Cleaning up after other people day in and day out is an exercise in futility and patience. Every day you vacuum the floor, wipe down the tables, wash the windows, change the toilet paper and whatever else. You take a building that looks like it’s been through the apocalypse and you make it look brand new. Then, by the time the sun sets it looks exactly like it did before you sacrificed an infinitely valuable, irreplaceable day in your life cleaning it. So the next day you clean it again only to have your masterpiece reduced to kipple again. Then you clean it again, and again, and again, but no matter how many times you clean it you never get ahead. You never reach a plateau where you can sit back and relax and bask in the fruits of your labor. You just watch in constant horror as all the work you’ve done the previous day becomes undone.
Not that the janitor is complaining. Everyone else’s inability to clean up after themselves means the janitor has as good of job security as the undertaker. Like the undertaker, the janitor’s job places him at the fringe of society. He’s someone nobody notices until they have to. But unlike the undertaker, the janitor doesn’t have fancy credentials to impress people with and earn their respect. So the janitor stands on the fringe even when he’s in the middle of a crowd. He watches all the respectable, credentialized folk run past him on their way to important places where they’re going to do very important things…or so they believe.

**Exercise brief:** Translate this sentence from the passage about janitorial work into Spanish: "You never reach a plateau where you can sit back and relax and bask in the fruits of your labor." Answer only from the passage about janitorial work.

**Rows:**
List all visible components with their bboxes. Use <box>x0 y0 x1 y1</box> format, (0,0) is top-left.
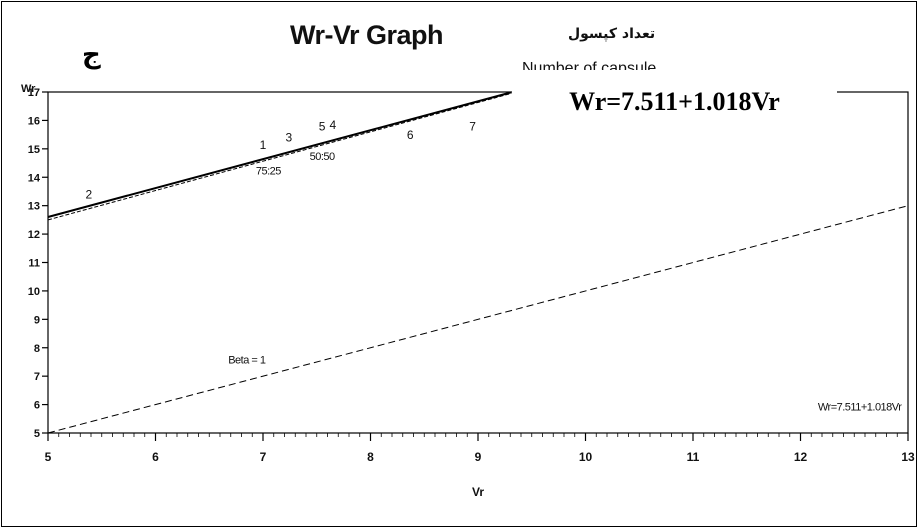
annotation-2: 50:50 <box>310 151 335 163</box>
y-tick-label: 8 <box>34 343 40 355</box>
y-tick-label: 10 <box>28 286 40 298</box>
y-tick-label: 12 <box>28 229 40 241</box>
y-tick-label: 14 <box>28 172 41 184</box>
chart-title: Wr-Vr Graph <box>290 20 444 50</box>
annotation-1: 75:25 <box>256 165 281 177</box>
annotation-3: Beta = 1 <box>228 354 266 366</box>
series-line-2 <box>47 92 512 221</box>
equation-box: Wr=7.511+1.018Vr <box>512 82 837 122</box>
y-tick-label: 17 <box>28 87 40 99</box>
x-tick-label: 13 <box>901 450 915 464</box>
x-tick-label: 6 <box>152 450 159 464</box>
point-label-1: 1 <box>260 138 267 152</box>
x-axis-label: Vr <box>472 485 484 499</box>
x-tick-label: 7 <box>260 450 267 464</box>
plot-border <box>47 91 909 434</box>
y-tick-label: 6 <box>34 400 40 412</box>
point-label-7: 7 <box>469 119 476 133</box>
y-axis-label: Wr <box>21 83 36 95</box>
annotation-4: Wr=7.511+1.018Vr <box>818 401 902 413</box>
y-tick-label: 13 <box>28 201 40 213</box>
partial-text-clip: Number of capsule <box>522 50 692 70</box>
x-tick-label: 8 <box>367 450 374 464</box>
x-tick-label: 12 <box>794 450 808 464</box>
point-label-2: 2 <box>86 188 93 202</box>
series-line-3 <box>47 205 909 434</box>
y-tick-label: 11 <box>28 258 40 270</box>
point-label-6: 6 <box>407 128 414 142</box>
x-tick-label: 5 <box>45 450 52 464</box>
y-tick-label: 15 <box>28 144 40 156</box>
y-tick-label: 5 <box>34 428 40 440</box>
x-tick-label: 10 <box>579 450 593 464</box>
x-tick-label: 9 <box>475 450 482 464</box>
arabic-title: تعداد کپسول <box>568 26 656 42</box>
x-tick-label: 11 <box>687 450 700 464</box>
partial-text: Number of capsule <box>522 60 657 70</box>
point-label-4: 4 <box>330 118 337 132</box>
y-tick-label: 16 <box>28 115 40 127</box>
point-label-5: 5 <box>319 119 326 133</box>
series-line-1 <box>47 91 512 218</box>
corner-label: ج <box>82 40 101 70</box>
y-tick-label: 7 <box>34 371 40 383</box>
point-label-3: 3 <box>285 131 292 145</box>
y-tick-label: 9 <box>34 314 40 326</box>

**Task solution:** Nunca alcanzas una meseta en la que puedas recostarte, relajarte y disfrutar de los frutos de tu trabajo.